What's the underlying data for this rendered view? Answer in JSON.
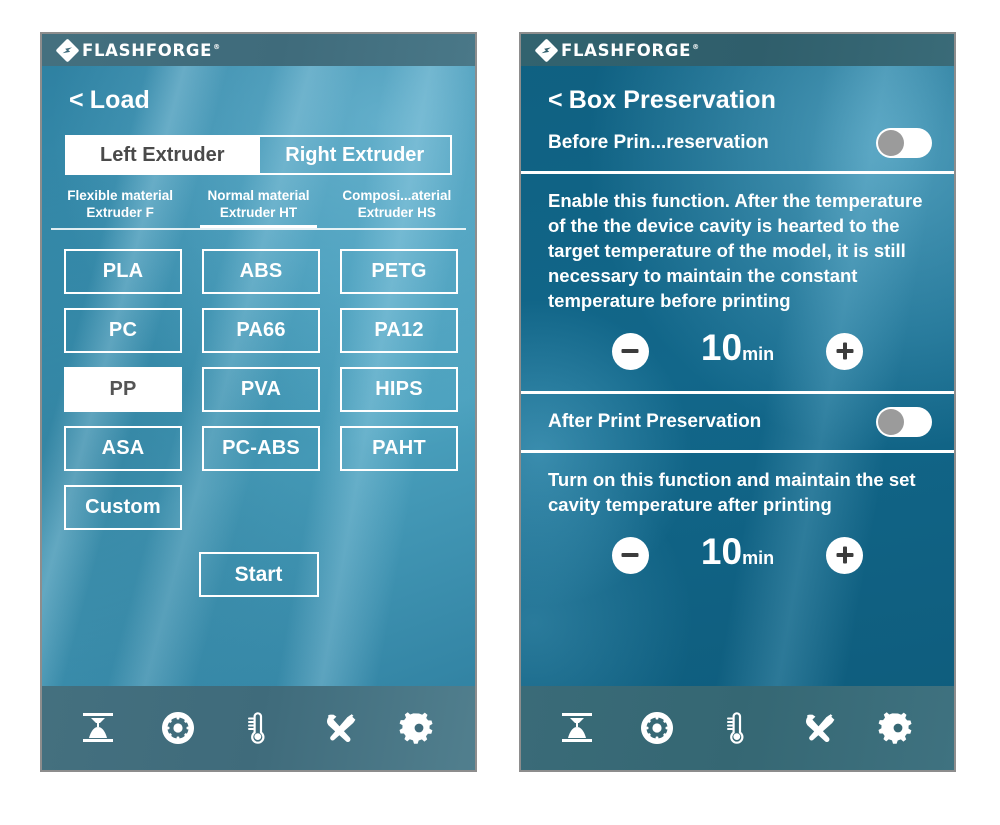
{
  "brand": {
    "name": "FLASHFORGE",
    "tm": "®"
  },
  "left_screen": {
    "title": "Load",
    "back_chevron": "<",
    "extruder_tabs": [
      {
        "label": "Left Extruder",
        "selected": true
      },
      {
        "label": "Right Extruder",
        "selected": false
      }
    ],
    "material_tabs": [
      {
        "line1": "Flexible material",
        "line2": "Extruder F",
        "selected": false
      },
      {
        "line1": "Normal material",
        "line2": "Extruder HT",
        "selected": true
      },
      {
        "line1": "Composi...aterial",
        "line2": "Extruder HS",
        "selected": false
      }
    ],
    "materials": [
      {
        "label": "PLA",
        "selected": false
      },
      {
        "label": "ABS",
        "selected": false
      },
      {
        "label": "PETG",
        "selected": false
      },
      {
        "label": "PC",
        "selected": false
      },
      {
        "label": "PA66",
        "selected": false
      },
      {
        "label": "PA12",
        "selected": false
      },
      {
        "label": "PP",
        "selected": true
      },
      {
        "label": "PVA",
        "selected": false
      },
      {
        "label": "HIPS",
        "selected": false
      },
      {
        "label": "ASA",
        "selected": false
      },
      {
        "label": "PC-ABS",
        "selected": false
      },
      {
        "label": "PAHT",
        "selected": false
      },
      {
        "label": "Custom",
        "selected": false
      }
    ],
    "start_label": "Start"
  },
  "right_screen": {
    "title": "Box Preservation",
    "back_chevron": "<",
    "section_before": {
      "toggle_label": "Before Prin...reservation",
      "toggle_on": false,
      "description": "Enable this function. After the temperature of the the device cavity is hearted to the target temperature of the model, it is still necessary to maintain the constant temperature before printing",
      "minus": "-",
      "plus": "+",
      "value": "10",
      "unit": "min"
    },
    "section_after": {
      "toggle_label": "After Print Preservation",
      "toggle_on": false,
      "description": "Turn on this function and maintain the set cavity temperature after printing",
      "minus": "-",
      "plus": "+",
      "value": "10",
      "unit": "min"
    }
  },
  "nav": {
    "items": [
      {
        "icon": "extruder-print-icon",
        "name": "print"
      },
      {
        "icon": "filament-spool-icon",
        "name": "filament"
      },
      {
        "icon": "thermometer-icon",
        "name": "temperature"
      },
      {
        "icon": "tools-icon",
        "name": "tools"
      },
      {
        "icon": "gear-icon",
        "name": "settings"
      }
    ]
  },
  "colors": {
    "left_bg": "#3e95b4",
    "right_bg": "#12678a",
    "header_left": "#3f6b7b",
    "header_right": "#2f5e6b",
    "accent_white": "#ffffff",
    "knob_gray": "#9b9b9b",
    "selected_text": "#555555"
  }
}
──────────
WHAT YOU NEED TO DO
Reproduce the entries above word for word. Pictures stay out.

PROBLEM SOLUTION
What's the underlying data for this rendered view? Answer in JSON.
{
  "brand": {
    "name": "FLASHFORGE",
    "tm": "®"
  },
  "left_screen": {
    "title": "Load",
    "back_chevron": "<",
    "extruder_tabs": [
      {
        "label": "Left Extruder",
        "selected": true
      },
      {
        "label": "Right Extruder",
        "selected": false
      }
    ],
    "material_tabs": [
      {
        "line1": "Flexible material",
        "line2": "Extruder F",
        "selected": false
      },
      {
        "line1": "Normal material",
        "line2": "Extruder HT",
        "selected": true
      },
      {
        "line1": "Composi...aterial",
        "line2": "Extruder HS",
        "selected": false
      }
    ],
    "materials": [
      {
        "label": "PLA",
        "selected": false
      },
      {
        "label": "ABS",
        "selected": false
      },
      {
        "label": "PETG",
        "selected": false
      },
      {
        "label": "PC",
        "selected": false
      },
      {
        "label": "PA66",
        "selected": false
      },
      {
        "label": "PA12",
        "selected": false
      },
      {
        "label": "PP",
        "selected": true
      },
      {
        "label": "PVA",
        "selected": false
      },
      {
        "label": "HIPS",
        "selected": false
      },
      {
        "label": "ASA",
        "selected": false
      },
      {
        "label": "PC-ABS",
        "selected": false
      },
      {
        "label": "PAHT",
        "selected": false
      },
      {
        "label": "Custom",
        "selected": false
      }
    ],
    "start_label": "Start"
  },
  "right_screen": {
    "title": "Box Preservation",
    "back_chevron": "<",
    "section_before": {
      "toggle_label": "Before Prin...reservation",
      "toggle_on": false,
      "description": "Enable this function. After the temperature of the the device cavity is hearted to the target temperature of the model, it is still necessary to maintain the constant temperature before printing",
      "minus": "-",
      "plus": "+",
      "value": "10",
      "unit": "min"
    },
    "section_after": {
      "toggle_label": "After Print Preservation",
      "toggle_on": false,
      "description": "Turn on this function and maintain the set cavity temperature after printing",
      "minus": "-",
      "plus": "+",
      "value": "10",
      "unit": "min"
    }
  },
  "nav": {
    "items": [
      {
        "icon": "extruder-print-icon",
        "name": "print"
      },
      {
        "icon": "filament-spool-icon",
        "name": "filament"
      },
      {
        "icon": "thermometer-icon",
        "name": "temperature"
      },
      {
        "icon": "tools-icon",
        "name": "tools"
      },
      {
        "icon": "gear-icon",
        "name": "settings"
      }
    ]
  },
  "colors": {
    "left_bg": "#3e95b4",
    "right_bg": "#12678a",
    "header_left": "#3f6b7b",
    "header_right": "#2f5e6b",
    "accent_white": "#ffffff",
    "knob_gray": "#9b9b9b",
    "selected_text": "#555555"
  }
}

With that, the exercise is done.